- **YOUR INSTRUCTIONS**
Go through the listing and return every line with "URSS" in it.

- **RAW DATA**
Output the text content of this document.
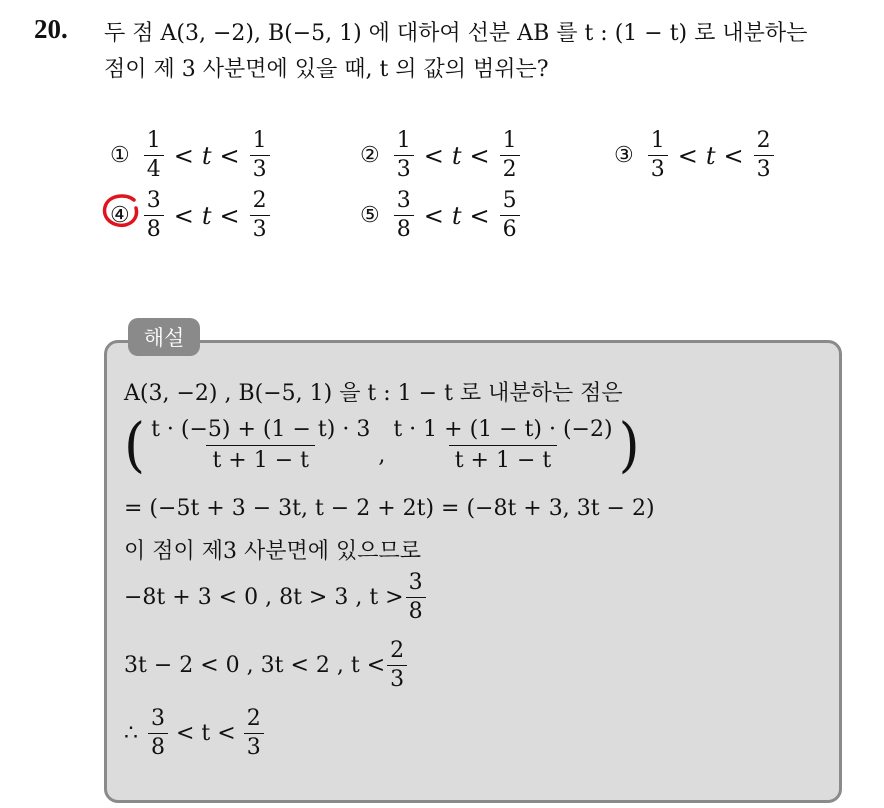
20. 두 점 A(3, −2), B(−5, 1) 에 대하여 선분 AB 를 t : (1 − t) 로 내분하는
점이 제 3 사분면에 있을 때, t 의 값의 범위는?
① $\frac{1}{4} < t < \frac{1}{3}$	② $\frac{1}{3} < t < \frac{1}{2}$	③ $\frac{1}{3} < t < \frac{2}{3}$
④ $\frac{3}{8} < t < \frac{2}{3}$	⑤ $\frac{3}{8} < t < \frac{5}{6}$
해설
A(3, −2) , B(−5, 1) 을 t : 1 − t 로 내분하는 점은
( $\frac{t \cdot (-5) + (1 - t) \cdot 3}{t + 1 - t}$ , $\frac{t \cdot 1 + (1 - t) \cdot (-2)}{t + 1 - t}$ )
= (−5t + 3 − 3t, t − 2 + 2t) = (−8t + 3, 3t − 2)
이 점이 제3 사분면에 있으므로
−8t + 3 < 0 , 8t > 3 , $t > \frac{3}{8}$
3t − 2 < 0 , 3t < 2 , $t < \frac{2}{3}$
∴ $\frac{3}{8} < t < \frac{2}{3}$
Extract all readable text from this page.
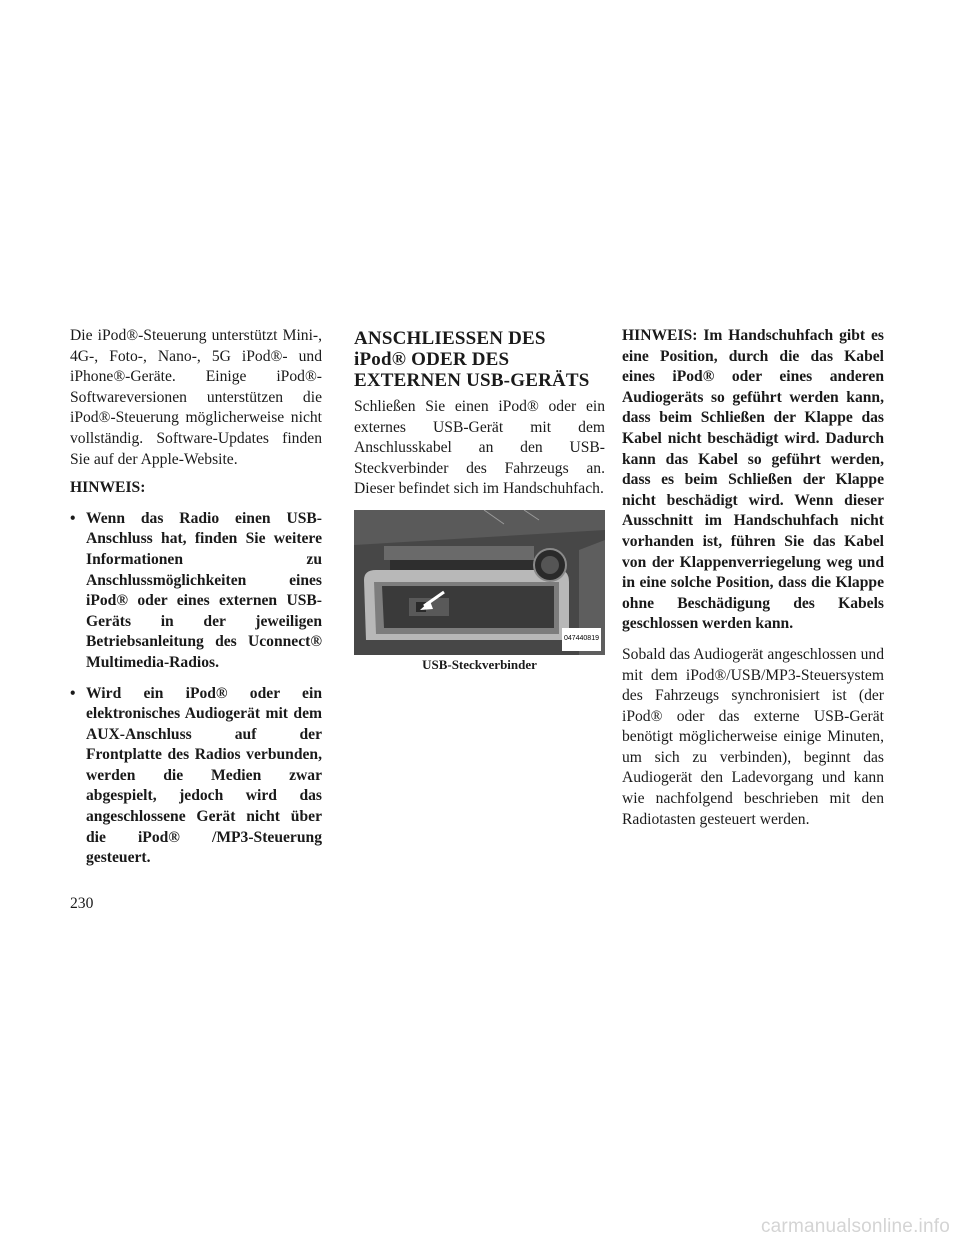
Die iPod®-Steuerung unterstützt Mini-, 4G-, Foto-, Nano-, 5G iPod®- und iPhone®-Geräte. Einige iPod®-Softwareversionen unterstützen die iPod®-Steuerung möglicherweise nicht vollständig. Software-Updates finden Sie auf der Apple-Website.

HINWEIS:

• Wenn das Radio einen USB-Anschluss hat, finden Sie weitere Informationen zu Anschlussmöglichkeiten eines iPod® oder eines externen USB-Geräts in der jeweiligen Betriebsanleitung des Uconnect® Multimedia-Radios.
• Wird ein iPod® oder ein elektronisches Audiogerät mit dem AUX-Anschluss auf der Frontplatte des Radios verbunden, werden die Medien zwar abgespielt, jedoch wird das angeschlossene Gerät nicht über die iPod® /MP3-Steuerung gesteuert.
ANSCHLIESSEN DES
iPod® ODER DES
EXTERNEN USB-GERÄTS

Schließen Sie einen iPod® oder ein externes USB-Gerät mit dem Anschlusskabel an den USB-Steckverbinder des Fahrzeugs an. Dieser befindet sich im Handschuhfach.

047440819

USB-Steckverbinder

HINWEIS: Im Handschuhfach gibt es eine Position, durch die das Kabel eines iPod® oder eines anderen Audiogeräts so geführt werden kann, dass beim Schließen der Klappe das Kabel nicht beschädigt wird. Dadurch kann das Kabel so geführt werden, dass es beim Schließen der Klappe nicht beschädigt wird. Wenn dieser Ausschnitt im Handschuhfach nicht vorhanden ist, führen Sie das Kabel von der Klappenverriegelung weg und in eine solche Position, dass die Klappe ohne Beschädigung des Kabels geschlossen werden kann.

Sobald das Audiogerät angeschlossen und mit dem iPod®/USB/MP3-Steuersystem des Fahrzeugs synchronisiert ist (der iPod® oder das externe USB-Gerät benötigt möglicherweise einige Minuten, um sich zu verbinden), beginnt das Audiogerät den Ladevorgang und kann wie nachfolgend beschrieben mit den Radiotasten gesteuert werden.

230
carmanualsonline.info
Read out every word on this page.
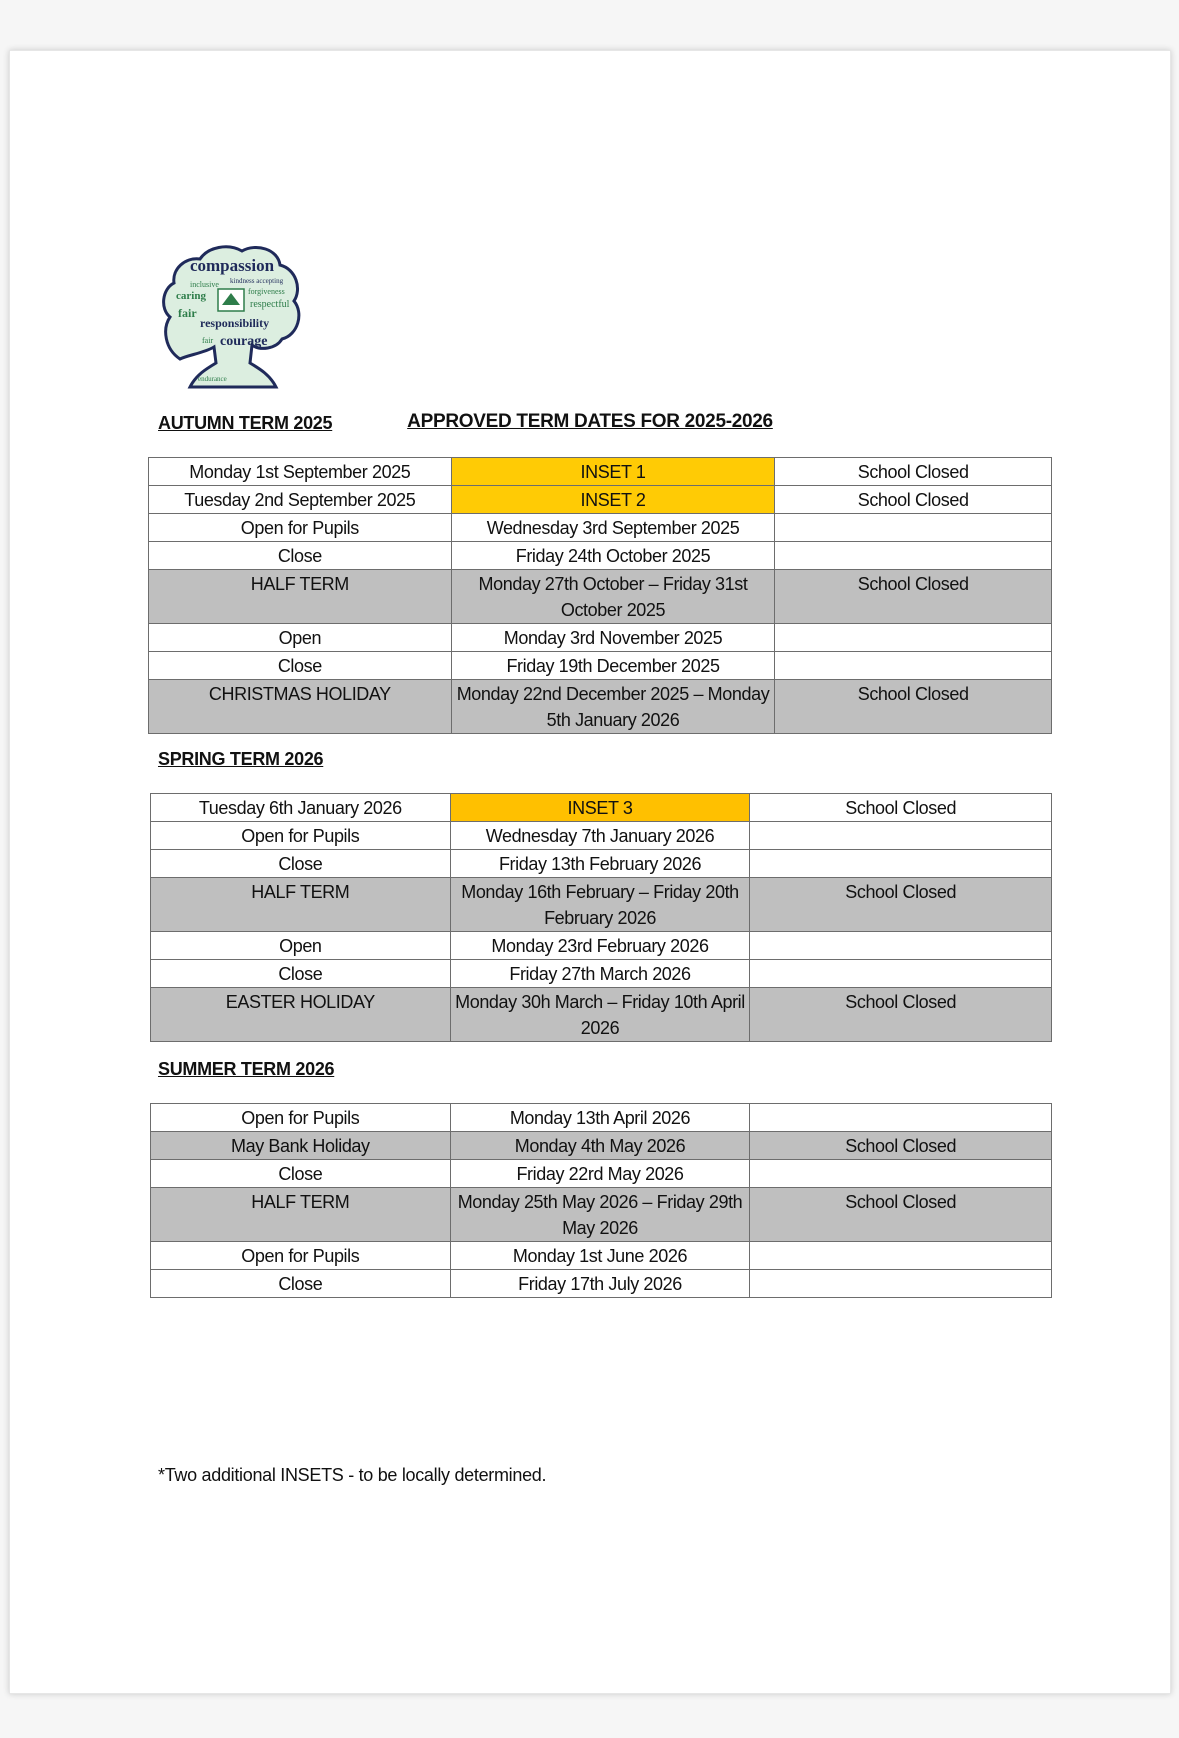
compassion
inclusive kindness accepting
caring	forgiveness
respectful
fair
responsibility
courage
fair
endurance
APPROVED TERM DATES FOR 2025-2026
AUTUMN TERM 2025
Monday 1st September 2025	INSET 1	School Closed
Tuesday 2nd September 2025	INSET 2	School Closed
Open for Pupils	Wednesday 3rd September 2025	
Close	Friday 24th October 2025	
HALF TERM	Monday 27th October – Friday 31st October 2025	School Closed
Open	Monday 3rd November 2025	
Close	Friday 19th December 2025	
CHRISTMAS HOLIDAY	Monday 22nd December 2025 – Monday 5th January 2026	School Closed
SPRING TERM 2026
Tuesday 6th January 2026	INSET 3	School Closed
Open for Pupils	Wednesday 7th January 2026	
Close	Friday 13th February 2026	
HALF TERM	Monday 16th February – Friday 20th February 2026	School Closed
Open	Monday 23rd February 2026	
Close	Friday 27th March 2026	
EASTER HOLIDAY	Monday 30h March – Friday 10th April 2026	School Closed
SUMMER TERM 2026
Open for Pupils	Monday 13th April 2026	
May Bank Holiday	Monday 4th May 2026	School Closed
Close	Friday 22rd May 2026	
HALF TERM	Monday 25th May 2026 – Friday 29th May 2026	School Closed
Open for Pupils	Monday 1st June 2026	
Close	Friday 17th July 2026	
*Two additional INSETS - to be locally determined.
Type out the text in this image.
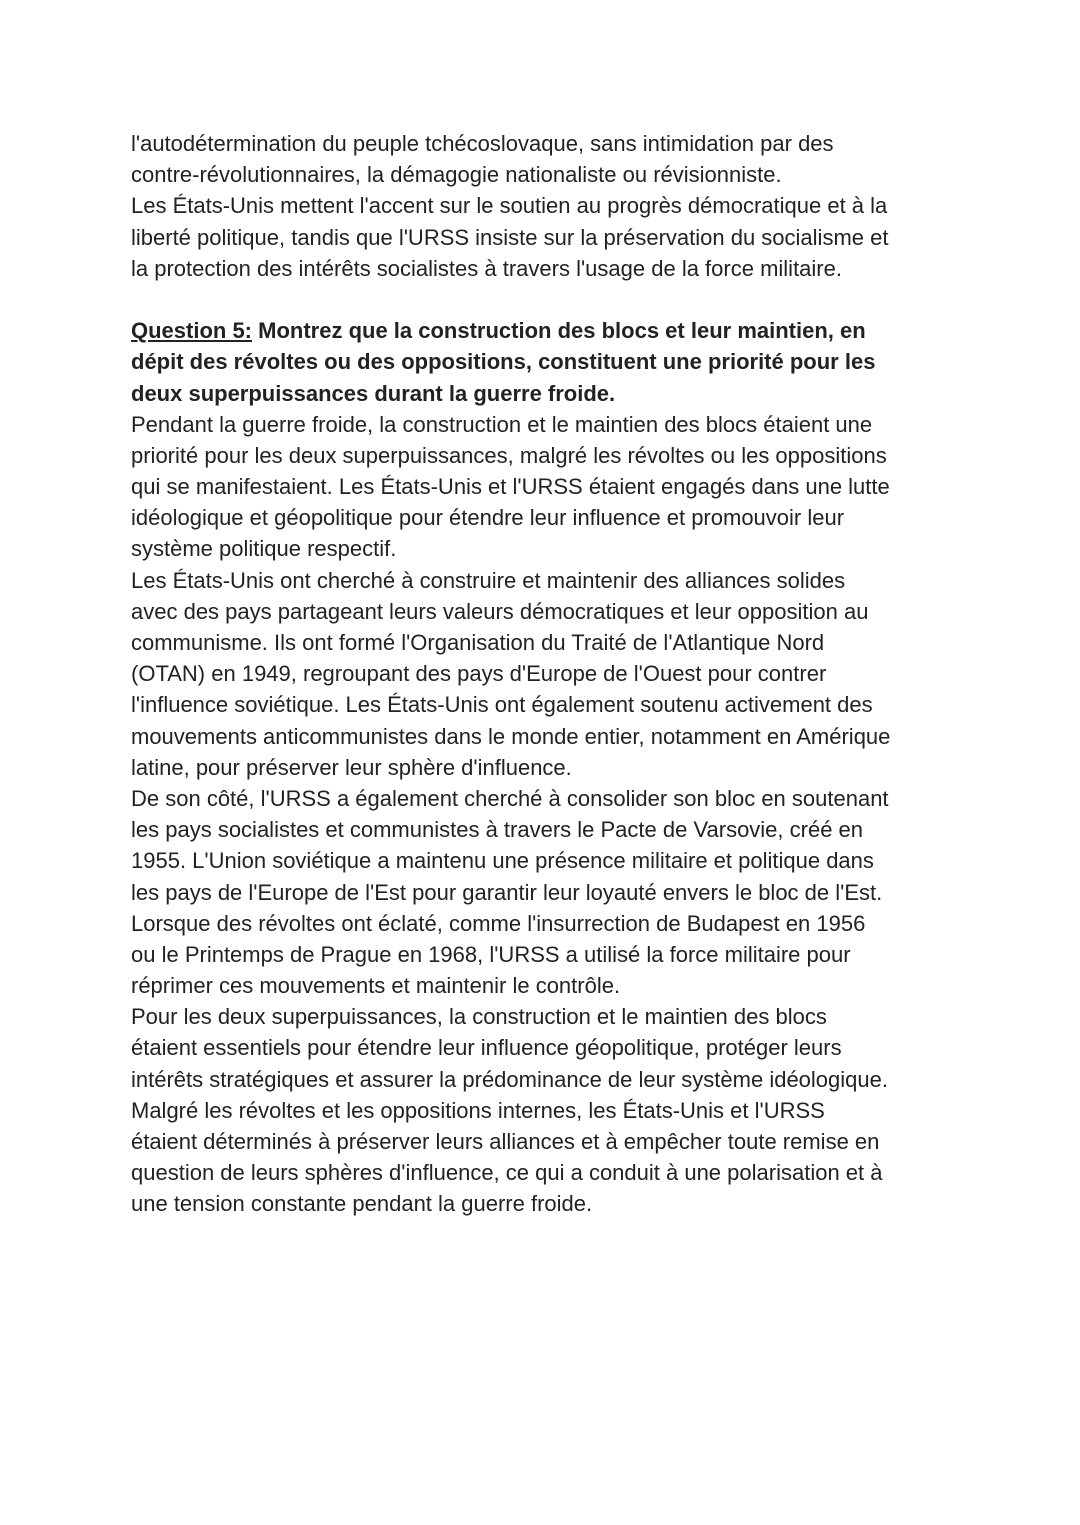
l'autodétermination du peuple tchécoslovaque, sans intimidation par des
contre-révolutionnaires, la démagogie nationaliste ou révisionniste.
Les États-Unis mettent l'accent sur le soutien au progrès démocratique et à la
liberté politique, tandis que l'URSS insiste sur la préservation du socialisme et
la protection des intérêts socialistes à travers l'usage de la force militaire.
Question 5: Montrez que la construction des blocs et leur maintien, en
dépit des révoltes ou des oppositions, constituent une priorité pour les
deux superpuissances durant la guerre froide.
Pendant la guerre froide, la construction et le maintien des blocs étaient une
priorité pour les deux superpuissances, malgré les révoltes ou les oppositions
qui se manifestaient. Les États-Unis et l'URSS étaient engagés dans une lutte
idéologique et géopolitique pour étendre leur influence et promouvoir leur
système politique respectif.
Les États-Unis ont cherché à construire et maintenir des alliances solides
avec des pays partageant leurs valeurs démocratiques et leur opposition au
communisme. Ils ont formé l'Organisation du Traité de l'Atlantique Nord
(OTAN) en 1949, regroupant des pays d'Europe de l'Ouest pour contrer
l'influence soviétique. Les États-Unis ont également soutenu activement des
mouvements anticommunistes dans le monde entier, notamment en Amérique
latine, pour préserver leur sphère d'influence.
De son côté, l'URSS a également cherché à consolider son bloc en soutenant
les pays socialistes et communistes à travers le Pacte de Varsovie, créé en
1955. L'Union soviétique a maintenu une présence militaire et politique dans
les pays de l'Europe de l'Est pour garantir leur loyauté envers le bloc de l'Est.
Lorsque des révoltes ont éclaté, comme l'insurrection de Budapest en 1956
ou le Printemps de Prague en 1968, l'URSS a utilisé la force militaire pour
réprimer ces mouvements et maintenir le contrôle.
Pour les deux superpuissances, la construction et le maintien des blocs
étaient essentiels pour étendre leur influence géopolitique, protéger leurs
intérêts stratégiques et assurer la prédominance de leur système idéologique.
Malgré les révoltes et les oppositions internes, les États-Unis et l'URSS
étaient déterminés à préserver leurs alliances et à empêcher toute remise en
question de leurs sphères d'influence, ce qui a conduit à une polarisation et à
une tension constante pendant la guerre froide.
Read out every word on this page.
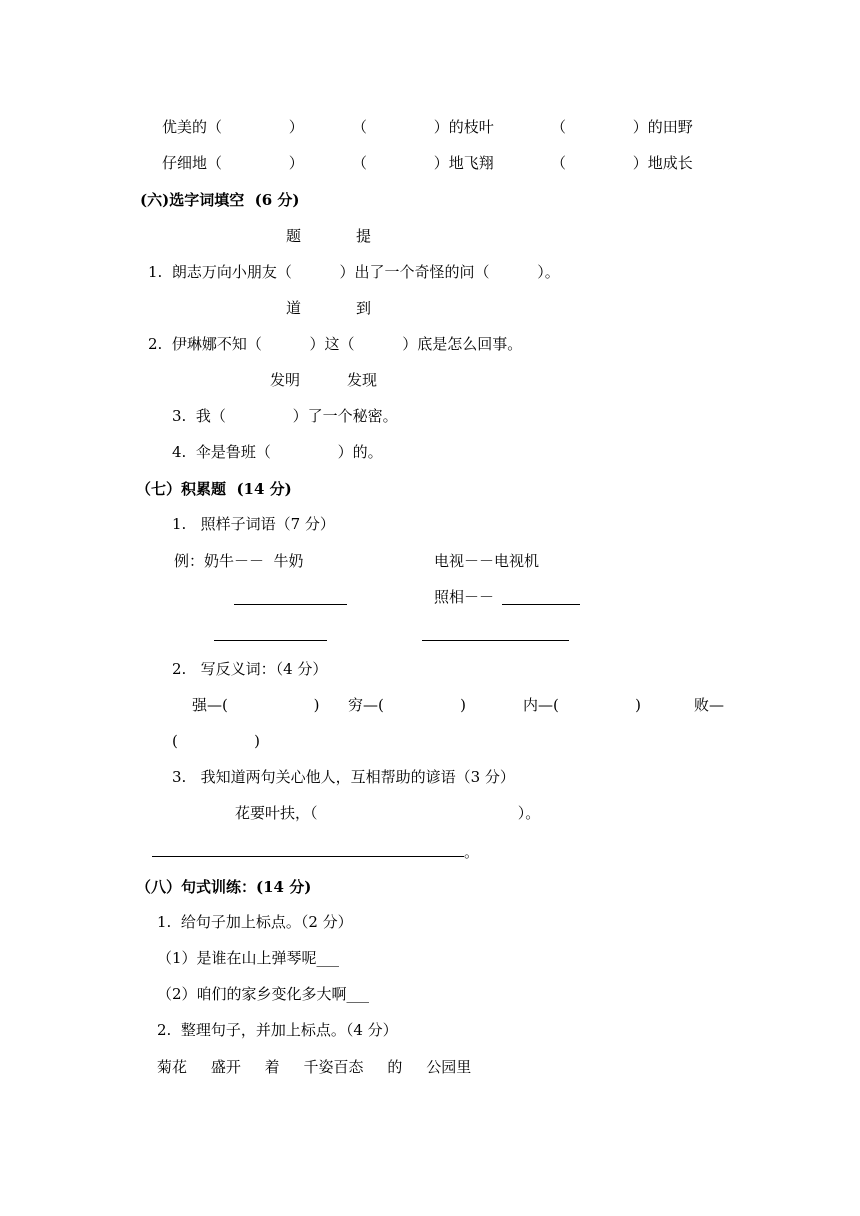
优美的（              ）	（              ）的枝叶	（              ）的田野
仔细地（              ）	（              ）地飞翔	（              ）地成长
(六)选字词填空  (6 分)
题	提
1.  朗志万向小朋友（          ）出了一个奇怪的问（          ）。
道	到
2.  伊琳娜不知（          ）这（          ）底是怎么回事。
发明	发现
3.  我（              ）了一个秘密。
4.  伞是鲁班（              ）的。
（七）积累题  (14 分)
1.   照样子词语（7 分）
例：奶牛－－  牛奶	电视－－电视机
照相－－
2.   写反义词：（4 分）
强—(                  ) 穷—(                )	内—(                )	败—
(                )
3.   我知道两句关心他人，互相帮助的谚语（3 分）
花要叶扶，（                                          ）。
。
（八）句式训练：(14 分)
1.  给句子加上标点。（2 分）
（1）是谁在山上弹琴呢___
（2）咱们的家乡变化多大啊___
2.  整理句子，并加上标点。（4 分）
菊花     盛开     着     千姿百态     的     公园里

- **RESULT**
liberté politique, tandis que l'URSS insiste sur la préservation du socialisme et
qui se manifestaient. Les États-Unis et l'URSS étaient engagés dans une lutte
De son côté, l'URSS a également cherché à consolider son bloc en soutenant
ou le Printemps de Prague en 1968, l'URSS a utilisé la force militaire pour
Malgré les révoltes et les oppositions internes, les États-Unis et l'URSS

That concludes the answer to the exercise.